━━━━━ INPUT FOR THIS TASK ━━━━━

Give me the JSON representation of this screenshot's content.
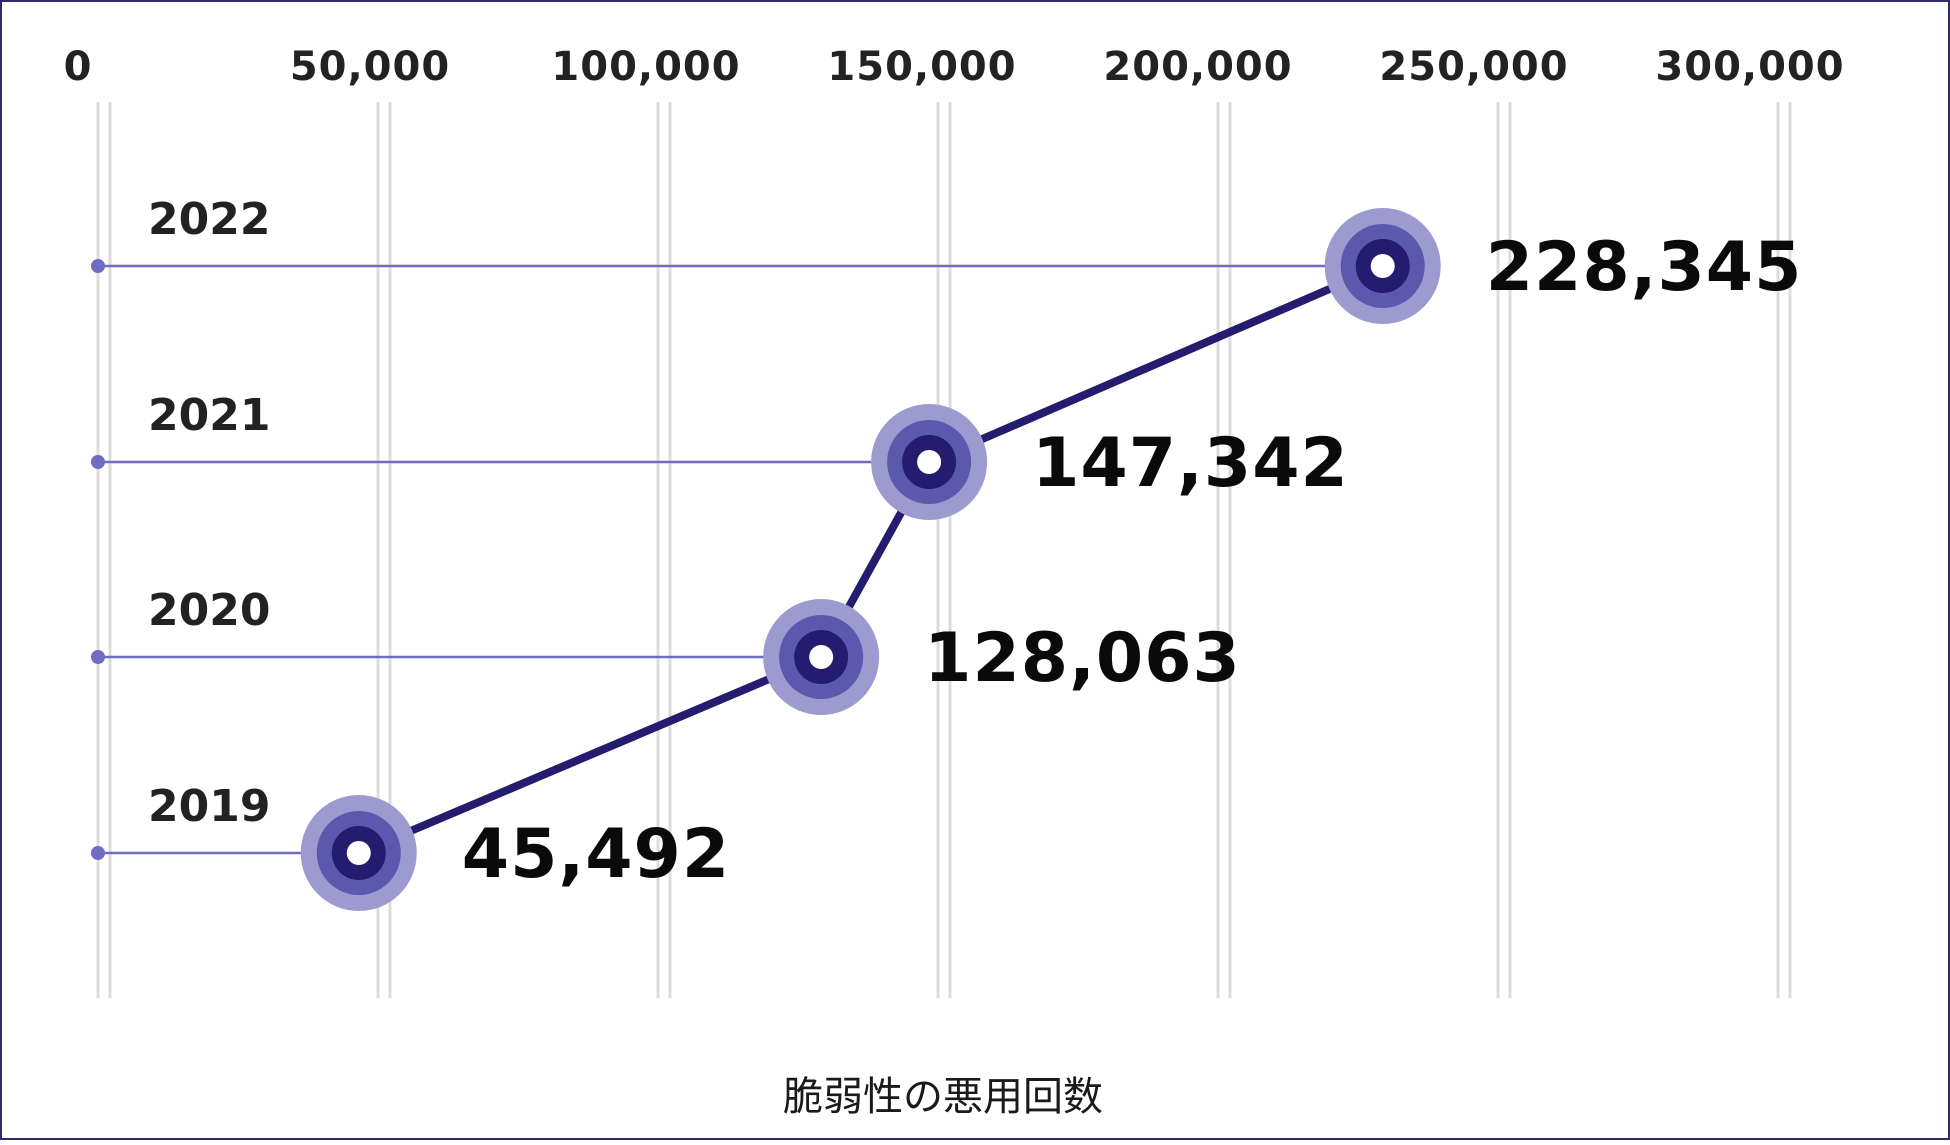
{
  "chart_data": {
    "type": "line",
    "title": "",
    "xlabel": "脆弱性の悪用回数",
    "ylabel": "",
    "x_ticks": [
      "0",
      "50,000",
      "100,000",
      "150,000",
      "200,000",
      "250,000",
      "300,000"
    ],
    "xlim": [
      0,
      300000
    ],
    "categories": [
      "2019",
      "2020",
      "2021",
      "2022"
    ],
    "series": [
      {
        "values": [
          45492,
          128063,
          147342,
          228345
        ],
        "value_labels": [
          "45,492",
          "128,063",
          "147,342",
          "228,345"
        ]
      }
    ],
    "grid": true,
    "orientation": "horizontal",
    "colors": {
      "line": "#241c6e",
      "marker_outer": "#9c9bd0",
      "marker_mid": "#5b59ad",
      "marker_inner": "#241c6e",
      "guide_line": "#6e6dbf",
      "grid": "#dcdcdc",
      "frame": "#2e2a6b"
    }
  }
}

━━━━━

#### DESCRIPTION OF THE TASK
Pictures stay out; repeat all the rest of the records exactly.

#### REPLY
Give me the JSON representation of this screenshot's content.
{
  "chart_data": {
    "type": "line",
    "title": "",
    "xlabel": "脆弱性の悪用回数",
    "ylabel": "",
    "x_ticks": [
      "0",
      "50,000",
      "100,000",
      "150,000",
      "200,000",
      "250,000",
      "300,000"
    ],
    "xlim": [
      0,
      300000
    ],
    "categories": [
      "2019",
      "2020",
      "2021",
      "2022"
    ],
    "series": [
      {
        "values": [
          45492,
          128063,
          147342,
          228345
        ],
        "value_labels": [
          "45,492",
          "128,063",
          "147,342",
          "228,345"
        ]
      }
    ],
    "grid": true,
    "orientation": "horizontal",
    "colors": {
      "line": "#241c6e",
      "marker_outer": "#9c9bd0",
      "marker_mid": "#5b59ad",
      "marker_inner": "#241c6e",
      "guide_line": "#6e6dbf",
      "grid": "#dcdcdc",
      "frame": "#2e2a6b"
    }
  }
}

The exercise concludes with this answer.